Tasks to carry out
A. List every parameter name and its value from the printed preprocessing parameters dictionary in the MEG preprocessing tutorial.
B. Reproduce, character for character, the part of the MEG preprocessing tutorial that opens with the words containing "The first step" and closes with "the Raw button).".
C. According to the MEG preprocessing tutorial, which ephypype function creates the infosource node?

Given text

The first step is to import the modules we need in the script. We import mainly from nipype and ephypype packages.

import json
import pprint

import os.path as op
import nipype.pipeline.engine as pe

from ephypype.nodes import create_iterator, create_datagrabber
from ephypype.pipelines.preproc_meeg import create_pipeline_preproc_meeg

Define data and variables

Let us specify the variables that are specific for the data analysis (the main directories where the data are stored, the list of subjects and sessions, …) and the variables specific for the particular pipeline (downsampling frequency, EOG and ECG channels, cut-off frequencies, …) in a json file (if it is does work, try to go on the github page, and right-click “Save As” on the Raw button).

# Read experiment params as json
params = json.load(open("params.json"))
pprint.pprint({'parameters': params["general"]})

data_type = params["general"]["data_type"]
subject_ids = params["general"]["subject_ids"]
NJOBS = params["general"]["NJOBS"]
session_ids = params["general"]["session_ids"]

is_short = params["general"]["short"]  # to analyze a shorter segment of data

if "data_path" in params["general"].keys():
    data_path = params["general"]["data_path"]
else:
    data_path = op.expanduser("~")
print("data_path : %s" % data_path)
{'parameters': {'NJOBS': 1,
                'data_path': '/home/pasca/Science/workshop/PracticalMEEG/ds000117/derivatives/meg_derivatives',
                'data_type': 'fif',
                'session_ids': ['01', '02'],
                'short': False,
                'subject_ids': ['sub-01'],
                'subjects_dir': '/home/pasca/Science/workshop/PracticalMEEG/ds000117/FSF'}}
data_path : /home/pasca/Science/workshop/PracticalMEEG/ds000117/derivatives/meg_derivatives

Then, we read the parameters for preprocessing from the json file and print it. In the json file we set : the names of EoG and ECG channels, the filter settings, the downsampling frequency, the number of ICA components specified as a fraction of explained variance (0.999) and a reject dictionary to exclude time segments. The list of all input can be found in the definition of the pipeline create_pipeline_preproc_meeg()

pprint.pprint({'preprocessing parameters': params["preprocessing"]})

l_freq = params["preprocessing"]['l_freq']
h_freq = params["preprocessing"]['h_freq']
ECG_ch_name = params["preprocessing"]['ECG_ch_name']
EoG_ch_name = params["preprocessing"]['EoG_ch_name']
variance = params["preprocessing"]['variance']
reject = params["preprocessing"]['reject']
down_sfreq = params["preprocessing"]['down_sfreq']
{'preprocessing parameters': {'ECG_ch_name': 'EEG063',
                              'EoG_ch_name': ['EEG061', 'EEG062'],
                              'down_sfreq': 300,
                              'h_freq': 40,
                              'l_freq': 0.1,
                              'reject': {'grad': 4e-10, 'mag': 4e-12},
                              'variance': 0.999}}

Specify Nodes

Before to create a workflow we have to create the nodes that define the workflow itself. In this example the main Nodes are

Infosource

The ephypype function create_iterator() creates the infosource node that allows to distributes values: when we need to feed the different subject names into the workflow we only need a Node that can receive the input and distribute those inputs to the workflow.

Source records
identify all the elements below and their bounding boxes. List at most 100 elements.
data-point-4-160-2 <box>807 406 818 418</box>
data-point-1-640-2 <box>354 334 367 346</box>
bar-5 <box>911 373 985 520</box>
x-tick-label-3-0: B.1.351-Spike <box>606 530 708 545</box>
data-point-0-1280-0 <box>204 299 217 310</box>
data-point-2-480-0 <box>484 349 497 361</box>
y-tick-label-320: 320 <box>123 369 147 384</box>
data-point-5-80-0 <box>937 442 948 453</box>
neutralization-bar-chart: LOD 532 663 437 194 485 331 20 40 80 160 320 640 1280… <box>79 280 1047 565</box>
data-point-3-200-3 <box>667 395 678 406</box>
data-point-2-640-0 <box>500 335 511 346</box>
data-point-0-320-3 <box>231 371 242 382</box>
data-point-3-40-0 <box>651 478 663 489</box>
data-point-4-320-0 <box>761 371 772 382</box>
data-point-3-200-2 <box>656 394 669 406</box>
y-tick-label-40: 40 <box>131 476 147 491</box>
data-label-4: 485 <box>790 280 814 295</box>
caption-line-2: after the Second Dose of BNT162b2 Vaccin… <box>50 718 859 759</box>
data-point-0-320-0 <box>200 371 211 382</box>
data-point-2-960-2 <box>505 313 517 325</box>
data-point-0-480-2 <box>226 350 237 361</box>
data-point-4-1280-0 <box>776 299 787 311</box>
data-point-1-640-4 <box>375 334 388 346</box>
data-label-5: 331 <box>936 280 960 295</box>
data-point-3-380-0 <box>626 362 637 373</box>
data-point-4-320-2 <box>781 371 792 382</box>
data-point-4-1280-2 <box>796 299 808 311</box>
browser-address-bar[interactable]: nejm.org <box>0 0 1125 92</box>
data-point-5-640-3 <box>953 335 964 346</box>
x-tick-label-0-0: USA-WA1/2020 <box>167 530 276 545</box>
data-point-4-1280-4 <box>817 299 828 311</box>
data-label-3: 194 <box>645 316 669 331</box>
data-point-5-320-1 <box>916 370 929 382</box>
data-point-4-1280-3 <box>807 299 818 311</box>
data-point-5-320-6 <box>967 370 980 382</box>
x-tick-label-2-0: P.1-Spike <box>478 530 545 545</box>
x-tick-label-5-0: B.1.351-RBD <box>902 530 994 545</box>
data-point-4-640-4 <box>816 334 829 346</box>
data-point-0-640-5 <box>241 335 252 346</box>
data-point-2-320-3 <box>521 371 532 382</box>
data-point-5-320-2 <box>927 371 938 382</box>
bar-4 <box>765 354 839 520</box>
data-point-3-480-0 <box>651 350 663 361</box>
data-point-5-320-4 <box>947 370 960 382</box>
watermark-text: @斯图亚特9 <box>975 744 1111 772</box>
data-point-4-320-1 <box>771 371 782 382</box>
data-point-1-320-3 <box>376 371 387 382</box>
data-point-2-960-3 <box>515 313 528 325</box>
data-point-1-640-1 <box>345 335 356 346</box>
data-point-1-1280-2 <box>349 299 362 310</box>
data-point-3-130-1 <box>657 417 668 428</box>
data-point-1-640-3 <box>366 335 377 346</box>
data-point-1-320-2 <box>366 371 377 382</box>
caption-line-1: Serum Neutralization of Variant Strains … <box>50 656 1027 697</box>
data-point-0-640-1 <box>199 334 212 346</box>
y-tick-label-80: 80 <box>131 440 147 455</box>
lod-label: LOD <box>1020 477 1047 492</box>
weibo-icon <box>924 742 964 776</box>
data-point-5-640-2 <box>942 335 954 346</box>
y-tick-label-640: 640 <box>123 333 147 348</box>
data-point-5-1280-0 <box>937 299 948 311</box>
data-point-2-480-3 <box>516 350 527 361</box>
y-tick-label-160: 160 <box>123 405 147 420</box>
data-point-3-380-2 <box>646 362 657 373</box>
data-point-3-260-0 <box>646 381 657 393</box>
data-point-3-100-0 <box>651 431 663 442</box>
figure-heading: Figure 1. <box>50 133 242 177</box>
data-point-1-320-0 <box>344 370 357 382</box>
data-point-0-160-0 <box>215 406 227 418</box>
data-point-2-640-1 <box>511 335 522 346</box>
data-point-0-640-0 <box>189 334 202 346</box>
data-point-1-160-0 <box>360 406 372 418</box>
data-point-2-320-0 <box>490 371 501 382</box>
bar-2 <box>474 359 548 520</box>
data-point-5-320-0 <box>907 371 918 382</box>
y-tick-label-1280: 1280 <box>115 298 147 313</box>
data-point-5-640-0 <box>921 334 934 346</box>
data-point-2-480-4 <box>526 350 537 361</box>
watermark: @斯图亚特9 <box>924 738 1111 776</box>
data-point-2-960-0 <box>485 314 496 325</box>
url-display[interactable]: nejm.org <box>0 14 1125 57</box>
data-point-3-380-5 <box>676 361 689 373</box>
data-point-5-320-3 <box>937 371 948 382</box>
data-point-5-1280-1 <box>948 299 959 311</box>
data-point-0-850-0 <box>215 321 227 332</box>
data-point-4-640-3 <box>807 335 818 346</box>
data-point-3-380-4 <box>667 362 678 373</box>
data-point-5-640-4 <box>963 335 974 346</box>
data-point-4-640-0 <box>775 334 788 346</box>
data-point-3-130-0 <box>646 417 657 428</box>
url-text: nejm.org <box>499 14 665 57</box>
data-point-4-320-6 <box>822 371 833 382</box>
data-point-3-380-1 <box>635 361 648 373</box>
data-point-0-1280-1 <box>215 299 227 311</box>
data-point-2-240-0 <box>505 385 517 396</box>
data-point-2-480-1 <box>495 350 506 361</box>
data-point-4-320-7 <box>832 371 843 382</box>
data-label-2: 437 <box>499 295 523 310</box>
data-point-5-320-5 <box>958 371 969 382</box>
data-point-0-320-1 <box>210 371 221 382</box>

Answer set
A.
ECG_ch_name: 'EEG063'
EoG_ch_name: ['EEG061', 'EEG062']
down_sfreq: 300
h_freq: 40
l_freq: 0.1
reject: {'grad': 4e-10, 'mag': 4e-12}
variance: 0.999

B.
The first step is to import the modules we need in the script. We import mainly from nipype and ephypype packages.

import json
import pprint

import os.path as op
import nipype.pipeline.engine as pe

from ephypype.nodes import create_iterator, create_datagrabber
from ephypype.pipelines.preproc_meeg import create_pipeline_preproc_meeg

Define data and variables

Let us specify the variables that are specific for the data analysis (the main directories where the data are stored, the list of subjects and sessions, …) and the variables specific for the particular pipeline (downsampling frequency, EOG and ECG channels, cut-off frequencies, …) in a json file (if it is does work, try to go on the github page, and right-click “Save As” on the Raw button).

C. create_iterator()